> _Given problem_
Extract every line that contains the word "expanding".

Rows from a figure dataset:
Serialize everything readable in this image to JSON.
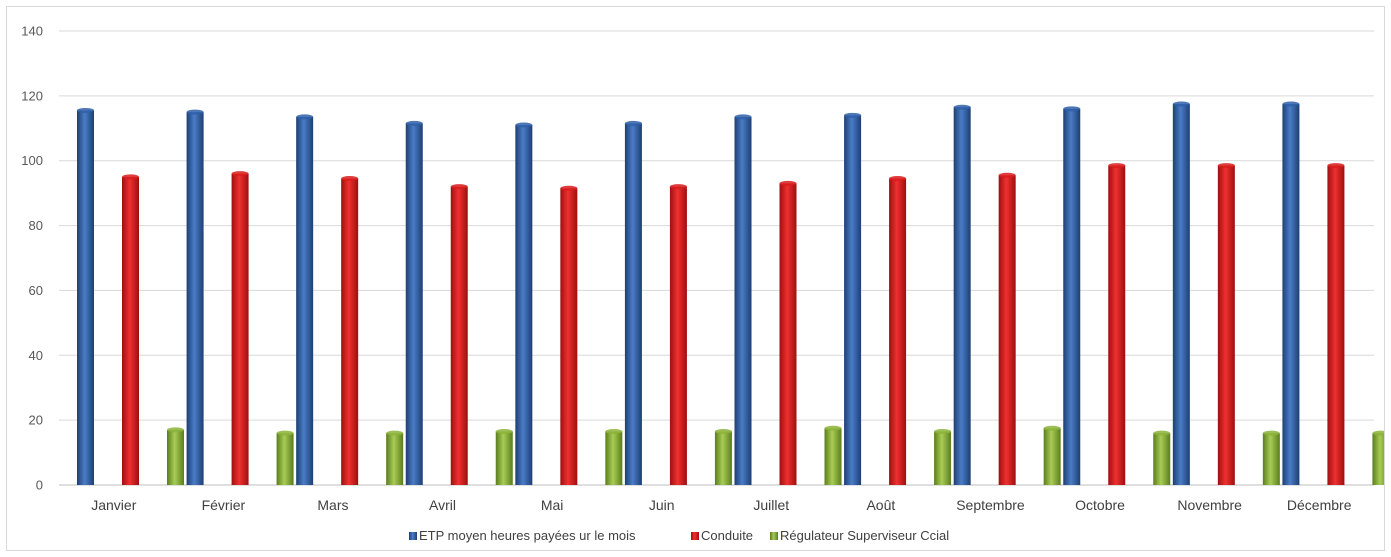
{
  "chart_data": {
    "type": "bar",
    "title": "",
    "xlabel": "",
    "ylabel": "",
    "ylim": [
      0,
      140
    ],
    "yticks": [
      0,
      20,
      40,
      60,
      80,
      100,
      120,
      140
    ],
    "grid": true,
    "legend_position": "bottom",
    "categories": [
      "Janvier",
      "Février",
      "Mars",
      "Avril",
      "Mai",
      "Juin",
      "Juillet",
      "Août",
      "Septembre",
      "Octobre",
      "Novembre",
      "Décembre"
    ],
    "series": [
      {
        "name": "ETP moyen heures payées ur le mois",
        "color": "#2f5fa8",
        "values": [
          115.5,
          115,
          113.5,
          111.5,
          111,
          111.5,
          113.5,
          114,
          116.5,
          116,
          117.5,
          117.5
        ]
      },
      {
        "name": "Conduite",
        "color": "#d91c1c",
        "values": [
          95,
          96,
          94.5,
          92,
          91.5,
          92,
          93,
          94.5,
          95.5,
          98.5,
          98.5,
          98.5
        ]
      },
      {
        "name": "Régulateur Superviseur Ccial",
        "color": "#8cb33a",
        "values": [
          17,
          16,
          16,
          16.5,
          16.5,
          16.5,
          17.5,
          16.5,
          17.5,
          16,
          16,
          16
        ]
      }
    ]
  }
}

* * *

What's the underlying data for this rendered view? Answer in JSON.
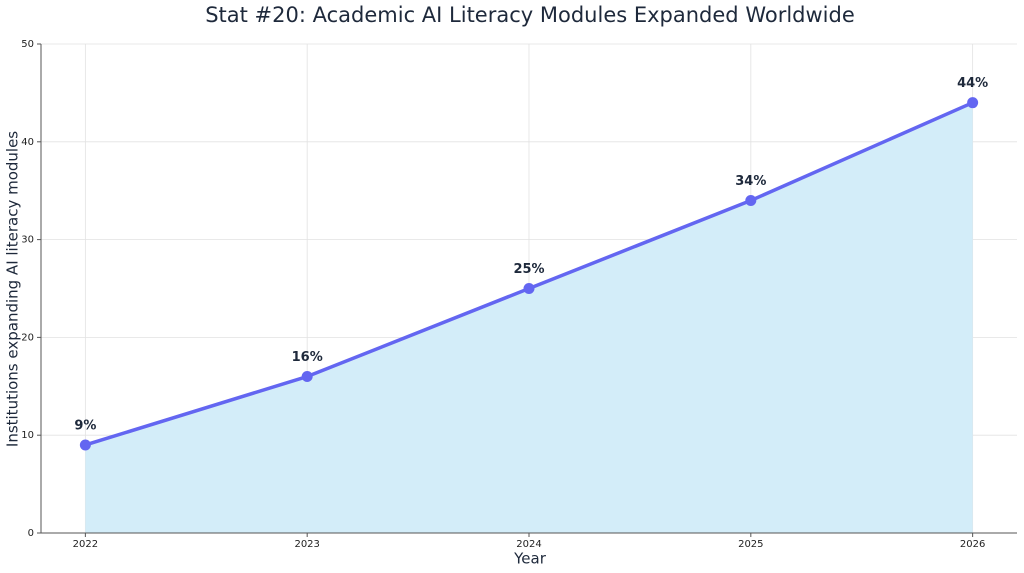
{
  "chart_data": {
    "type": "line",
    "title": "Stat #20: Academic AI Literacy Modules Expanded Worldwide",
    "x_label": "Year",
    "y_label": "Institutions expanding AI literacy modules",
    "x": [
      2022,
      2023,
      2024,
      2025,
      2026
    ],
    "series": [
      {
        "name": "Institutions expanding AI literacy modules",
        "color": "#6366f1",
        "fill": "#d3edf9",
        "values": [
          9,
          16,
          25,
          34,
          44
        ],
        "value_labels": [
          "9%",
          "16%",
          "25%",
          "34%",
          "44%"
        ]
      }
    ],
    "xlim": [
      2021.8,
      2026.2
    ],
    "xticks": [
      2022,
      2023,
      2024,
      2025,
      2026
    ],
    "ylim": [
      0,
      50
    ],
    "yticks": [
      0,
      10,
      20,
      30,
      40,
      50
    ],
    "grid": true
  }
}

> _Task output_
    "y_label": "Institutions expanding AI literacy modules",
        "name": "Institutions expanding AI literacy modules",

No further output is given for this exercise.